● What you will do: Look below and pull out each line with the word "JSON".

● Data in this exercise:
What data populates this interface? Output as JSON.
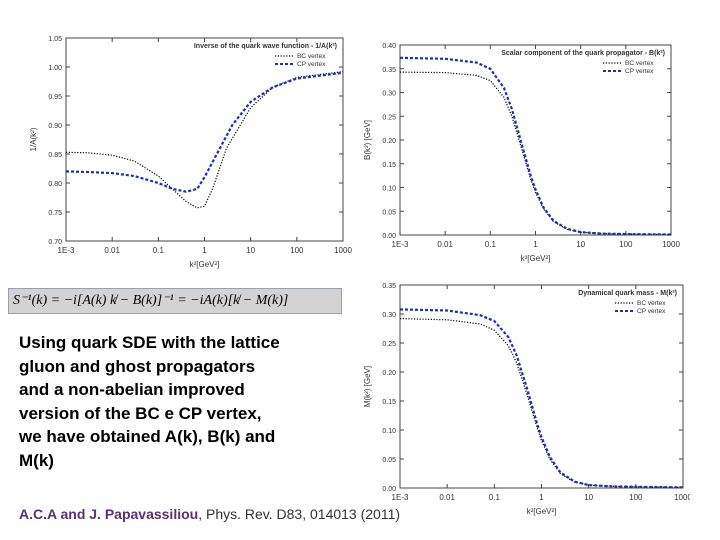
{
  "chart_data": [
    {
      "type": "line",
      "title": "Inverse of the quark wave function - 1/A(k²)",
      "xlabel": "k²[GeV²]",
      "ylabel": "1/A(k²)",
      "xscale": "log",
      "xlim": [
        0.001,
        1000
      ],
      "ylim": [
        0.7,
        1.05
      ],
      "xticks": [
        "1E-3",
        "0.01",
        "0.1",
        "1",
        "10",
        "100",
        "1000"
      ],
      "yticks": [
        "0.70",
        "0.75",
        "0.80",
        "0.85",
        "0.90",
        "0.95",
        "1.00",
        "1.05"
      ],
      "legend_position": "top-right",
      "series": [
        {
          "name": "BC vertex",
          "style": "dotted",
          "color": "#000000",
          "x": [
            0.001,
            0.003,
            0.01,
            0.03,
            0.1,
            0.2,
            0.4,
            0.7,
            1,
            1.5,
            3,
            10,
            30,
            100,
            1000
          ],
          "y": [
            0.853,
            0.852,
            0.848,
            0.838,
            0.812,
            0.79,
            0.768,
            0.757,
            0.76,
            0.79,
            0.86,
            0.93,
            0.965,
            0.982,
            0.992
          ]
        },
        {
          "name": "CP vertex",
          "style": "dashed",
          "color": "#1f2fb0",
          "x": [
            0.001,
            0.003,
            0.01,
            0.03,
            0.1,
            0.2,
            0.4,
            0.7,
            1,
            2,
            4,
            10,
            30,
            100,
            1000
          ],
          "y": [
            0.82,
            0.819,
            0.817,
            0.812,
            0.8,
            0.79,
            0.785,
            0.79,
            0.81,
            0.855,
            0.9,
            0.94,
            0.965,
            0.98,
            0.99
          ]
        }
      ]
    },
    {
      "type": "line",
      "title": "Scalar component of the quark propagator - B(k²)",
      "xlabel": "k²[GeV²]",
      "ylabel": "B(k²) [GeV]",
      "xscale": "log",
      "xlim": [
        0.001,
        1000
      ],
      "ylim": [
        0.0,
        0.4
      ],
      "xticks": [
        "1E-3",
        "0.01",
        "0.1",
        "1",
        "10",
        "100",
        "1000"
      ],
      "yticks": [
        "0.00",
        "0.05",
        "0.10",
        "0.15",
        "0.20",
        "0.25",
        "0.30",
        "0.35",
        "0.40"
      ],
      "legend_position": "top-right",
      "series": [
        {
          "name": "BC vertex",
          "style": "dotted",
          "color": "#000000",
          "x": [
            0.001,
            0.01,
            0.05,
            0.1,
            0.2,
            0.3,
            0.5,
            0.8,
            1,
            1.5,
            2.5,
            5,
            10,
            30,
            100,
            1000
          ],
          "y": [
            0.343,
            0.342,
            0.336,
            0.325,
            0.29,
            0.25,
            0.18,
            0.115,
            0.09,
            0.055,
            0.028,
            0.012,
            0.006,
            0.003,
            0.002,
            0.001
          ]
        },
        {
          "name": "CP vertex",
          "style": "dashed",
          "color": "#1f2fb0",
          "x": [
            0.001,
            0.01,
            0.05,
            0.1,
            0.2,
            0.3,
            0.5,
            0.8,
            1,
            1.5,
            2.5,
            5,
            10,
            30,
            100,
            1000
          ],
          "y": [
            0.373,
            0.371,
            0.363,
            0.35,
            0.31,
            0.265,
            0.19,
            0.122,
            0.096,
            0.058,
            0.03,
            0.013,
            0.006,
            0.003,
            0.002,
            0.001
          ]
        }
      ]
    },
    {
      "type": "line",
      "title": "Dynamical quark mass - M(k²)",
      "xlabel": "k²[GeV²]",
      "ylabel": "M(k²) [GeV]",
      "xscale": "log",
      "xlim": [
        0.001,
        1000
      ],
      "ylim": [
        0.0,
        0.35
      ],
      "xticks": [
        "1E-3",
        "0.01",
        "0.1",
        "1",
        "10",
        "100",
        "1000"
      ],
      "yticks": [
        "0.00",
        "0.05",
        "0.10",
        "0.15",
        "0.20",
        "0.25",
        "0.30",
        "0.35"
      ],
      "legend_position": "top-right",
      "series": [
        {
          "name": "BC vertex",
          "style": "dotted",
          "color": "#000000",
          "x": [
            0.001,
            0.01,
            0.05,
            0.1,
            0.2,
            0.3,
            0.5,
            0.8,
            1,
            1.5,
            2.5,
            5,
            10,
            30,
            100,
            1000
          ],
          "y": [
            0.292,
            0.29,
            0.283,
            0.272,
            0.245,
            0.215,
            0.16,
            0.105,
            0.082,
            0.05,
            0.025,
            0.01,
            0.005,
            0.003,
            0.002,
            0.001
          ]
        },
        {
          "name": "CP vertex",
          "style": "dashed",
          "color": "#1f2fb0",
          "x": [
            0.001,
            0.01,
            0.05,
            0.1,
            0.2,
            0.3,
            0.5,
            0.8,
            1,
            1.5,
            2.5,
            5,
            10,
            30,
            100,
            1000
          ],
          "y": [
            0.308,
            0.306,
            0.298,
            0.288,
            0.26,
            0.228,
            0.17,
            0.112,
            0.088,
            0.054,
            0.027,
            0.011,
            0.005,
            0.003,
            0.002,
            0.001
          ]
        }
      ]
    }
  ],
  "formula": "S⁻¹(k) = −i[A(k) k̸ − B(k)]⁻¹ = −iA(k)[k̸ − M(k)]",
  "description": "Using quark SDE with the lattice gluon and ghost propagators and a non-abelian improved version of the BC e CP vertex, we have obtained  A(k), B(k) and M(k)",
  "citation": {
    "authors": "A.C.A and J. Papavassiliou",
    "separator": ",  ",
    "reference": "Phys. Rev. D83, 014013 (2011)"
  }
}
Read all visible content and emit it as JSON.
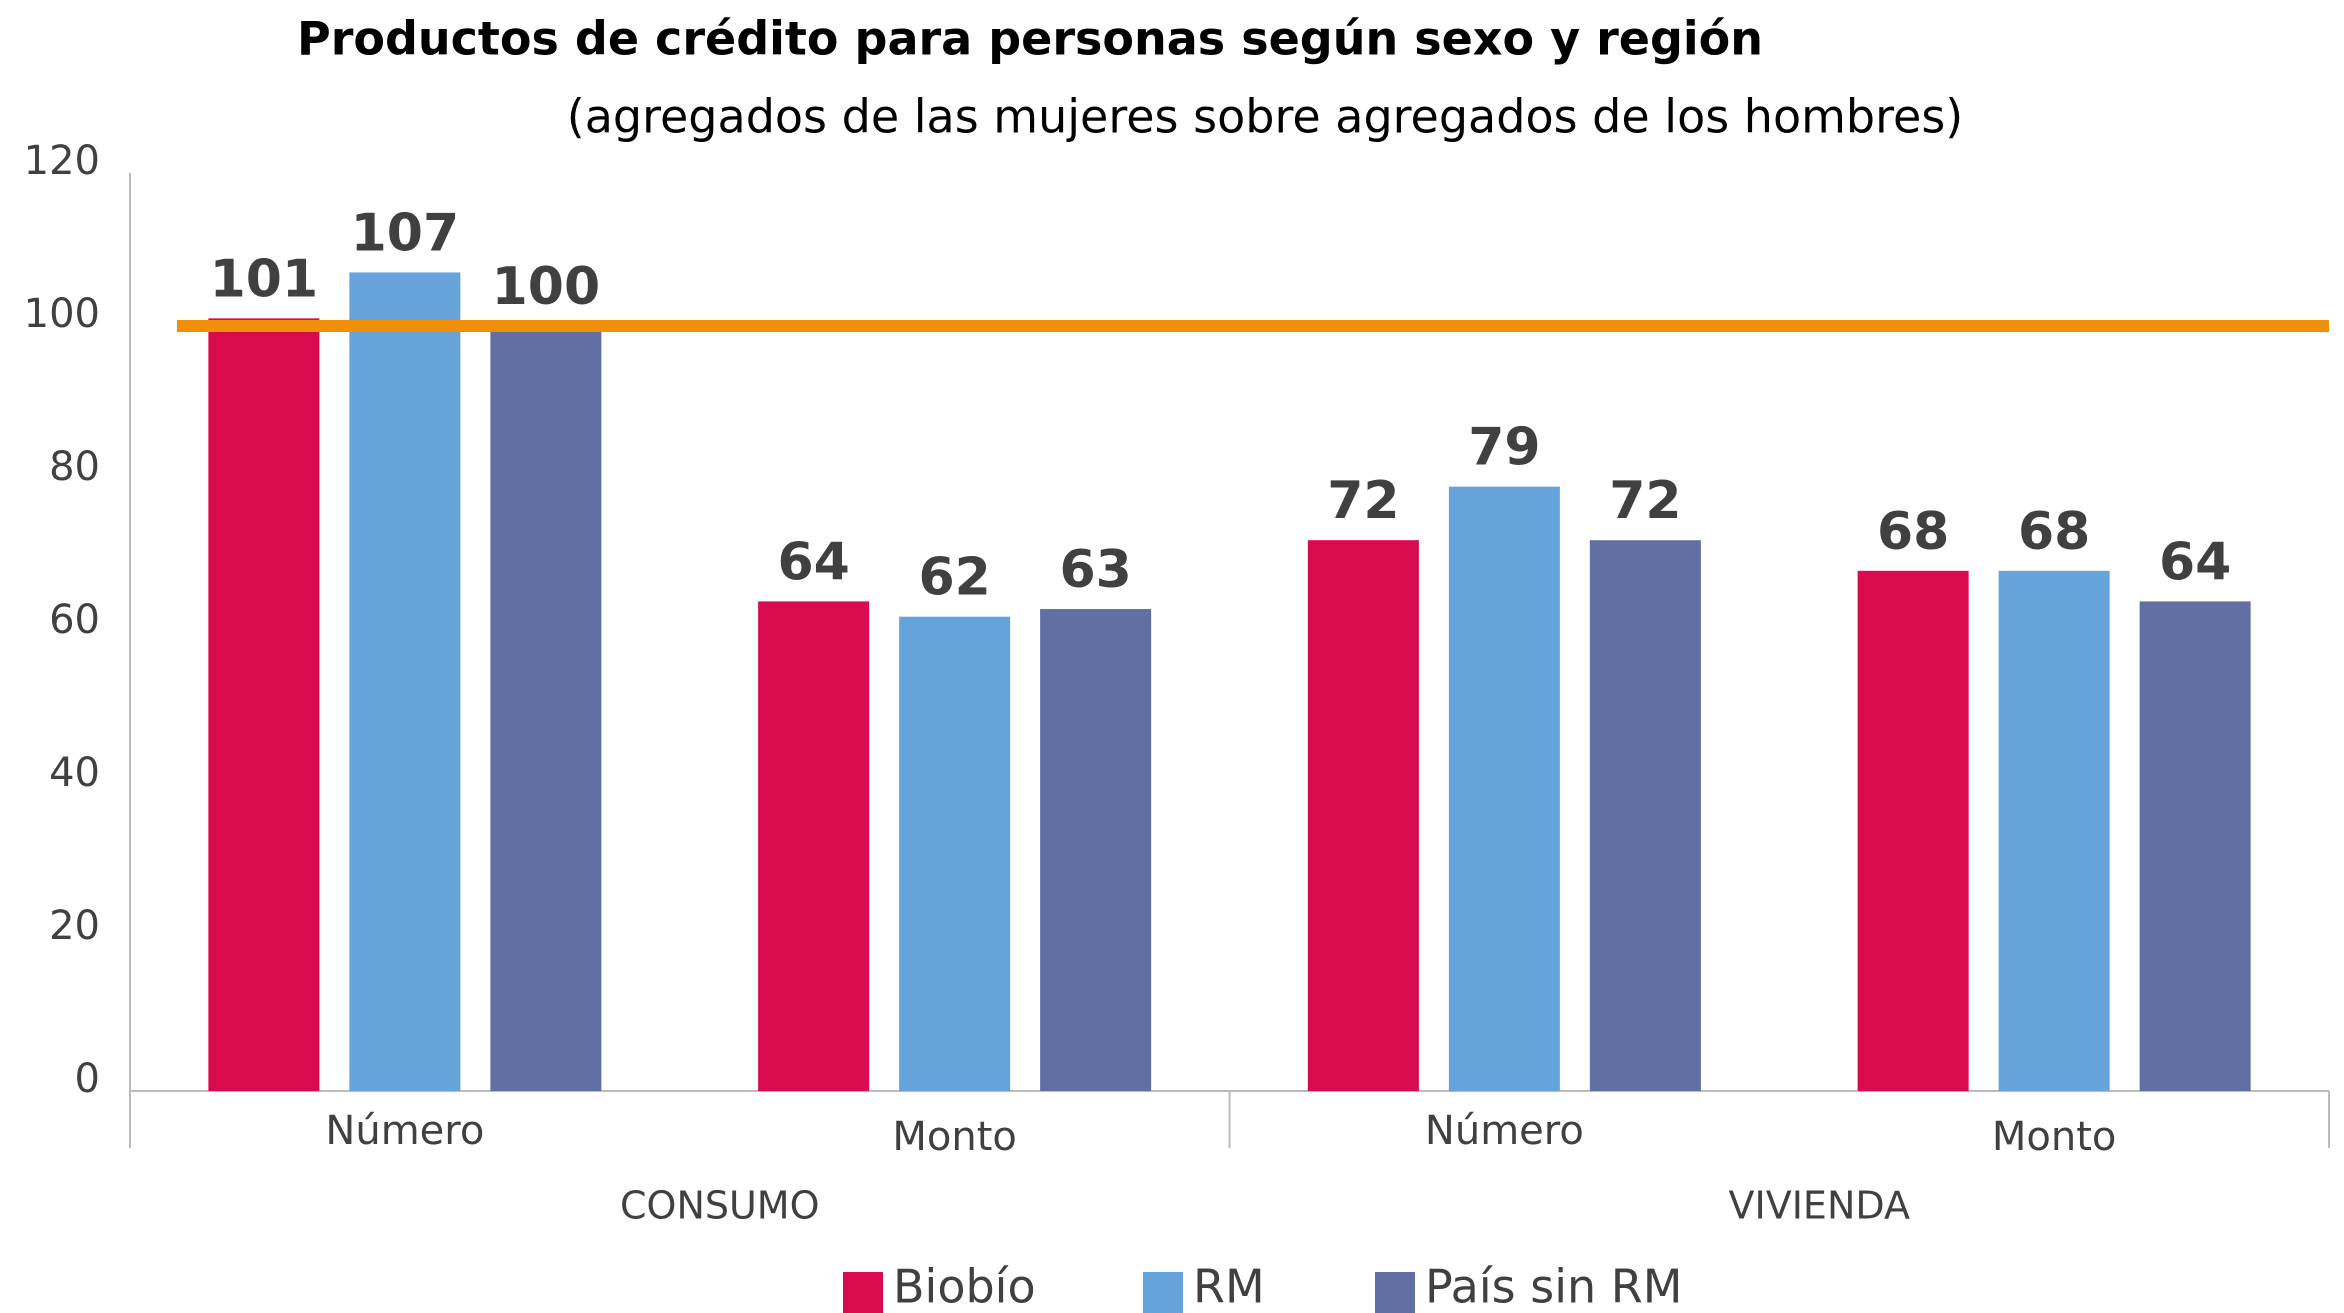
{
  "chart_data": {
    "type": "bar",
    "title": "Productos de crédito para personas según sexo y región",
    "subtitle": "(agregados de las mujeres sobre agregados de los hombres)",
    "categories": [
      "Número",
      "Monto",
      "Número",
      "Monto"
    ],
    "group_labels": [
      "CONSUMO",
      "VIVIENDA"
    ],
    "series": [
      {
        "name": "Biobío",
        "color": "#d90b4f",
        "values": [
          101,
          64,
          72,
          68
        ]
      },
      {
        "name": "RM",
        "color": "#66a3da",
        "values": [
          107,
          62,
          79,
          68
        ]
      },
      {
        "name": "País sin RM",
        "color": "#626fa3",
        "values": [
          100,
          63,
          72,
          64
        ]
      }
    ],
    "reference_line": {
      "value": 100,
      "color": "#f0900a"
    },
    "ylim": [
      0,
      120
    ],
    "yticks": [
      0,
      20,
      40,
      60,
      80,
      100,
      120
    ],
    "grid": false,
    "legend": "bottom"
  }
}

● Solution for this task:
What data populates this interface? Output as JSON.
Read all visible content and emit it as JSON.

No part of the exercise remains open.